Input records:
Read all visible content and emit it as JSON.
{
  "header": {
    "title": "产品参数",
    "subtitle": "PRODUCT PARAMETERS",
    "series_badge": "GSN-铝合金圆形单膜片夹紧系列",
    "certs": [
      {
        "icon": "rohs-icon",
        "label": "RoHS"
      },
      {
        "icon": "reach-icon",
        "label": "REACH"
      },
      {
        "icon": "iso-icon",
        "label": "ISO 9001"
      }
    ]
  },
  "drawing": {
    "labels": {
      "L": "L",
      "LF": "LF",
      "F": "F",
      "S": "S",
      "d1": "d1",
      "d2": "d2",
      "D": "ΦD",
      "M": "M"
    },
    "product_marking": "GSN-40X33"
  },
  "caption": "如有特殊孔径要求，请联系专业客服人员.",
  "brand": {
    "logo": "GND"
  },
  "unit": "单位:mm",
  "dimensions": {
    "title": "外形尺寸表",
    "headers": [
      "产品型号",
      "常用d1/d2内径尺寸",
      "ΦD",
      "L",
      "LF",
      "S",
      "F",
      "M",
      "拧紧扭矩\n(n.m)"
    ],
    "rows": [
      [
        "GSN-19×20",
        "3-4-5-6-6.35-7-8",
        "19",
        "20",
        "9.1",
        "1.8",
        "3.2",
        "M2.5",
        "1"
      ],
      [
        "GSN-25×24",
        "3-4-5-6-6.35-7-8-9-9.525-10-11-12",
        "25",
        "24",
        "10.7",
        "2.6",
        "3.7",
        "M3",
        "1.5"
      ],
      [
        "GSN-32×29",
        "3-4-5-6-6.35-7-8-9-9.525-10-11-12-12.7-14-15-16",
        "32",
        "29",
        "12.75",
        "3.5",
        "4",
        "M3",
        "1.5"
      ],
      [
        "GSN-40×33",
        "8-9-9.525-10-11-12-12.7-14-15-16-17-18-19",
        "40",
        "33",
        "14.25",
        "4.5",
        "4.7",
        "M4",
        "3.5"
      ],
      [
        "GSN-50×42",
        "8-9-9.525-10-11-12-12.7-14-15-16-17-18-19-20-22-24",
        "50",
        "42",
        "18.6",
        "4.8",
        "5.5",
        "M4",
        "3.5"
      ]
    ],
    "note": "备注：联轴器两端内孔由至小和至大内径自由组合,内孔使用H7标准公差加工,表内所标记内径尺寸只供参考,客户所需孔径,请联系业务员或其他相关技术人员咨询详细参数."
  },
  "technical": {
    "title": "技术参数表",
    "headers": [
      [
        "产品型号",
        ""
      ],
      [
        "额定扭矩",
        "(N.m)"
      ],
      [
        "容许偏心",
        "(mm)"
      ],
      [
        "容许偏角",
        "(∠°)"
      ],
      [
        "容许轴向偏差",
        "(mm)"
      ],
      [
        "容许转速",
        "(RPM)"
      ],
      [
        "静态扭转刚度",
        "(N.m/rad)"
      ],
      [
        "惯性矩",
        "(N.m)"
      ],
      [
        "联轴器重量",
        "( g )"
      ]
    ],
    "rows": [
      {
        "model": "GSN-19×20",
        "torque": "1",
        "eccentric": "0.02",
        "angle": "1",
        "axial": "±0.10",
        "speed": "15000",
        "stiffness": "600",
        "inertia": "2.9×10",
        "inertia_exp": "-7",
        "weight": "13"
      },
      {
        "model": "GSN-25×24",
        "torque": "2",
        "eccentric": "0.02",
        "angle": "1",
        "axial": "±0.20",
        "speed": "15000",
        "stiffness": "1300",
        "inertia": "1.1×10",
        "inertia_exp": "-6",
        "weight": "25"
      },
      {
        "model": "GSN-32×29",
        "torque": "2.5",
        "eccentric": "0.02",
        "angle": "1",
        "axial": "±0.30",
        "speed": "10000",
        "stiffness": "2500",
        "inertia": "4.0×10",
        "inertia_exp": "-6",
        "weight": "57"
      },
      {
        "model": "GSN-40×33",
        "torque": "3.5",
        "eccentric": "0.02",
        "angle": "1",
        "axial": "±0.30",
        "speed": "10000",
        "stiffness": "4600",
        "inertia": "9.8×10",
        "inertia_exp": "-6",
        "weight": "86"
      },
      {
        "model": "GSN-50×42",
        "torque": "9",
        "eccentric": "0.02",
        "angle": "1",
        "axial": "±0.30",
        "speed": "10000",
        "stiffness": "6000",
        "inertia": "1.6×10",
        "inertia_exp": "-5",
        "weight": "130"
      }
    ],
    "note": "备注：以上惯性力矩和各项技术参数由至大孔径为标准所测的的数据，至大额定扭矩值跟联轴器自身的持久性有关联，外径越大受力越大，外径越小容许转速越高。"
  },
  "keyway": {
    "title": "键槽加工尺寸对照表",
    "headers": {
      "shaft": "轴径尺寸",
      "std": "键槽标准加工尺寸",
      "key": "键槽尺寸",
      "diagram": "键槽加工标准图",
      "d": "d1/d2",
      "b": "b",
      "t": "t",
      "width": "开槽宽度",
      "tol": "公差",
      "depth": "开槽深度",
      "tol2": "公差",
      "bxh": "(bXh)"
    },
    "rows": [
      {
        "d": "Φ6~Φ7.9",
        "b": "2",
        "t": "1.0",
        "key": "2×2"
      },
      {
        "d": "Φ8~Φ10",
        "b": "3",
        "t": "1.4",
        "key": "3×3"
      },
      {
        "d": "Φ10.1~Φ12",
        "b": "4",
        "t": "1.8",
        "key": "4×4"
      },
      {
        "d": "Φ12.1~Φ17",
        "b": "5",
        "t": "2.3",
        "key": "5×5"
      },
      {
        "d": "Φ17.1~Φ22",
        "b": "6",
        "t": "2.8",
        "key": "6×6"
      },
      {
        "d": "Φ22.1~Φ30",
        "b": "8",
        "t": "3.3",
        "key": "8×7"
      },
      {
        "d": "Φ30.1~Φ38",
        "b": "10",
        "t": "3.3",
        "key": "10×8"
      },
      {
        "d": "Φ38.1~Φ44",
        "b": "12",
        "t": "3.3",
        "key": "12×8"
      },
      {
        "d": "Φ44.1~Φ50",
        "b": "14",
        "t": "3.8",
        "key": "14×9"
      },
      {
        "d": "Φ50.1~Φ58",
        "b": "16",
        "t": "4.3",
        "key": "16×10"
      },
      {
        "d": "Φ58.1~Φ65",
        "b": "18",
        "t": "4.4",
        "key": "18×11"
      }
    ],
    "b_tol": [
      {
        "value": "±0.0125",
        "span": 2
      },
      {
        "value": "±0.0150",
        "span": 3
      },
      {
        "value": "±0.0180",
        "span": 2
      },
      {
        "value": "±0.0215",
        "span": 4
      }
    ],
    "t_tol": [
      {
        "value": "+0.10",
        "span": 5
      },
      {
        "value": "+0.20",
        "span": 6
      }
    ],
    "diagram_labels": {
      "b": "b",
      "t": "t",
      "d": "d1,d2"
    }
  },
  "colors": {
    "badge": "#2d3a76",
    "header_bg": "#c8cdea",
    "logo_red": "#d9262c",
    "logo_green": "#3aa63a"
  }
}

What you will do: Determine how many lines include the word "weight" and report that number by itself.

Exercise output: 5